> [ZIEL 1]
Beantworte anhand des Auszugs zum BGH-Urteil die folgenden Fragen:
(a) In welchem Jahr wurde der Versicherungsvertrag geschlossen?
(b) In welchem Jahr kündigte der Kläger den Versicherungsvertrag?
(c) Wie entschied der BGH über die Klage?
> [ZIEL 2] Zitiere aus den Datensätzen die Zeilen ab der Zeile mit „scenario-3-header: Scenario 3“ bis einschließlich der Zeile mit „scenario-1-role: Value proposition“.

> [DOKUMENTAUSZUG]
□ □ □ □ □ □ □

Wirtschaftsrecht Urteile 2014 |
31.07.2014
Der Bundesgerichtshof (BGH) hat sich in seinem Urteil vom 16. Juli 2014 mit der Frage auseinandergesetzt, ob ein Versicherungsnehmer nach jahrelanger Zahlung der Versicherungsprämien den Widerruf des Vertrages erklären und die geleisteten Beiträge von der Versicherungsgesellschaft zurückfordern kann (Az.: IV ZR 73/13). Der klagende Versicherungsnehmer begehrt Rückzahlung geleisteter Versicherungsbeiträge aus einer fondsgebundenen Lebensversicherung nach einem Widerspruch auf Grundlage des Versicherungsvertragsgesetzes (VVG). Der Versicherungsvertrag wurde 1998, nach dem (von Mitte 1994 bis Ende 2007 gültigen) VVG, als sog. Policenmodell geschlossen.
Der Kläger erhielt mit Übersendung des Versicherungsscheins die Allgemeinen Versicherungsbedingungen und die Verbraucherinformation und wurde ordnungsgemäß über sein Widerspruchsrecht belehrt. Der Kläger zahlte in der Folge die Versicherungsprämien. Im Jahr 2004 kündigte er den Versicherungsvertrag und erhielt den Rückkaufswert. Im Jahr 2011 erklärte er den Widerspruch. Der BGH hat die Klage abgewiesen. Der Kläger kann nicht aus ungerechtfertigter Bereicherung Rückzahlung der Prämien und Nutzungsersatz verlangen. Er hat die Prämien mit Rechtsgrund an die Beklagte geleistet. Der zwischen den Parteien abgeschlossene Lebensversicherungsvertrag ist nicht wegen Gemeinschaftsrechtswidrigkeit der zum Vertragsschluss geltenden Fassung des VVG unwirksam. Der BGH sieht keinen Anhaltspunkt dafür, dass die einschlägigen Bestimmungen der Zweiten und Dritten Richtlinie Lebensversicherung dem Policenmodell entgegenstehen könnten.

□ □ □ □ □ □ □

> [GEZEIGTES MATERIAL]

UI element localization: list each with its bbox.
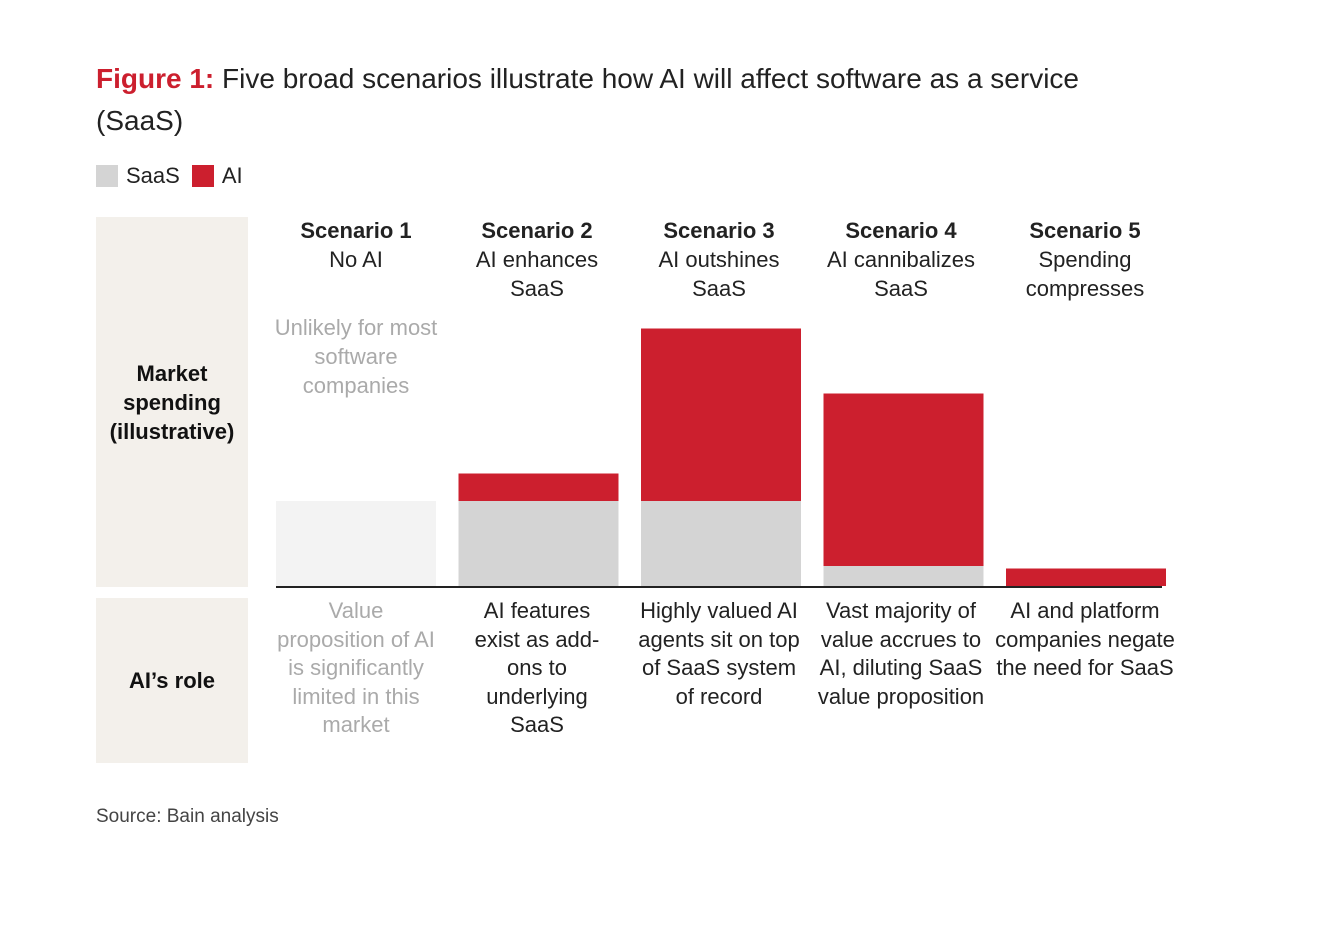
scenario-3-header: Scenario 3 AI outshines SaaS [628, 216, 810, 303]
legend-item-saas: SaaS [96, 163, 180, 189]
figure-label: Figure 1: [96, 63, 215, 94]
scenario-2-role: AI features exist as add-ons to underlyi… [474, 598, 600, 737]
scenario-1-role: Value proposition of AI is significantly… [277, 598, 435, 737]
scenario-4-subtitle: AI cannibalizes SaaS [827, 247, 975, 301]
legend-swatch-saas [96, 165, 118, 187]
scenario-4-title: Scenario 4 [845, 218, 957, 243]
scenario-4-role: Vast majority of value accrues to AI, di… [817, 598, 985, 709]
scenario-2-header: Scenario 2 AI enhances SaaS [446, 216, 628, 303]
figure-title-text: Five broad scenarios illustrate how AI w… [96, 63, 1079, 136]
row-label-market-text: Market spending (illustrative) [109, 360, 235, 444]
scenario-2-title: Scenario 2 [481, 218, 593, 243]
scenario-3-role: Highly valued AI agents sit on top of Sa… [638, 598, 800, 709]
scenario-2-saas-bar [458, 501, 619, 586]
row-label-role: AI’s role [96, 598, 248, 763]
legend-swatch-ai [191, 165, 214, 187]
scenario-3-ai-bar [641, 328, 801, 501]
row-label-market: Market spending (illustrative) [96, 217, 248, 587]
scenario-2-subtitle: AI enhances SaaS [475, 247, 599, 301]
row-label-role-text: AI’s role [129, 668, 215, 693]
scenario-5-subtitle: Spending compresses [1025, 247, 1145, 301]
legend-item-ai: AI [191, 163, 243, 189]
scenario-1-saas-bar [276, 501, 436, 586]
legend-label-saas: SaaS [126, 163, 180, 188]
scenario-4-saas-bar [823, 566, 984, 586]
legend: SaaS AI [96, 163, 255, 189]
source-note: Source: Bain analysis [96, 806, 279, 827]
legend-label-ai: AI [221, 163, 243, 188]
scenario-4-ai-bar [823, 393, 984, 566]
figure-title: Figure 1: Five broad scenarios illustrat… [96, 58, 1096, 142]
scenario-3-title: Scenario 3 [663, 218, 775, 243]
scenario-5-role: AI and platform companies negate the nee… [995, 598, 1175, 680]
scenario-5-ai-bar [1006, 568, 1166, 586]
scenario-3-saas-bar [641, 501, 801, 586]
scenario-1-note: Unlikely for most software companies [274, 315, 438, 398]
scenario-5-header: Scenario 5 Spending compresses [994, 216, 1176, 303]
scenario-3-subtitle: AI outshines SaaS [658, 247, 780, 301]
scenario-2-ai-bar [458, 473, 619, 501]
scenario-1-header: Scenario 1 No AI [265, 216, 447, 274]
scenario-5-title: Scenario 5 [1029, 218, 1141, 243]
scenario-1-subtitle: No AI [329, 247, 383, 272]
scenario-1-title: Scenario 1 [300, 218, 412, 243]
scenario-4-header: Scenario 4 AI cannibalizes SaaS [810, 216, 992, 303]
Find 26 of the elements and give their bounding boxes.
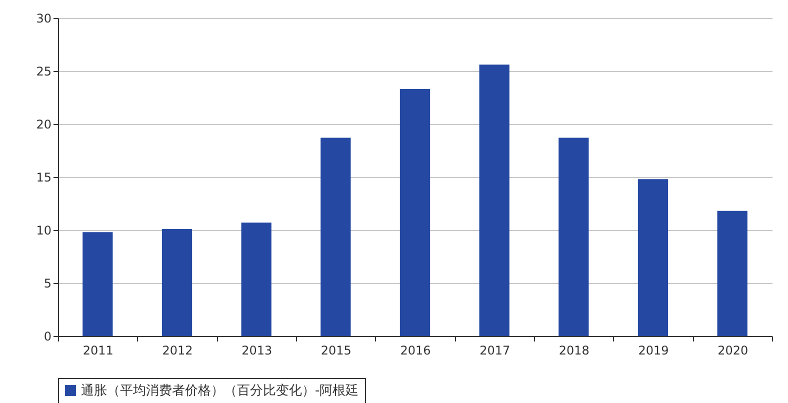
bar <box>400 89 430 336</box>
bar <box>717 210 748 336</box>
y-tick-label: 20 <box>36 118 52 132</box>
y-tick-label: 25 <box>36 64 52 78</box>
x-tick-label: 2019 <box>638 344 669 358</box>
x-tick-label: 2017 <box>480 344 510 358</box>
x-tick-label: 2012 <box>162 344 193 358</box>
bar <box>479 64 510 336</box>
x-tick-label: 2016 <box>400 344 431 358</box>
x-tick-label: 2020 <box>718 344 748 358</box>
bar <box>558 138 589 336</box>
y-tick-label: 30 <box>36 12 52 26</box>
bar <box>82 232 113 336</box>
y-tick-label: 0 <box>44 330 52 344</box>
x-tick-label: 2018 <box>558 344 590 358</box>
y-tick-label: 15 <box>36 170 52 184</box>
legend-label: 通胀（平均消费者价格）（百分比变化）-阿根廷 <box>81 384 359 398</box>
bar <box>320 138 351 336</box>
bar <box>638 179 668 336</box>
y-tick-label: 5 <box>44 276 52 290</box>
bar <box>241 222 272 336</box>
x-tick-label: 2011 <box>82 344 114 358</box>
x-tick-label: 2013 <box>242 344 272 358</box>
y-tick-label: 10 <box>36 224 52 238</box>
bar <box>162 228 192 336</box>
x-tick-label: 2015 <box>320 344 352 358</box>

□ □ □ □ □ □ □

> [ERWARTETE ANTWORT 1]
(a) 1998
(b) 2004
(c) Der BGH hat die Klage abgewiesen.

> [ERWARTETE ANTWORT 2]
scenario-3-header: Scenario 3 AI outshines SaaS [628, 216, 810, 303]
legend-item-saas: SaaS [96, 163, 180, 189]
figure-label: Figure 1: [96, 63, 215, 94]
scenario-2-role: AI features exist as add-ons to underlyi… [474, 598, 600, 737]
scenario-1-role: Value proposition of AI is significantly… [277, 598, 435, 737]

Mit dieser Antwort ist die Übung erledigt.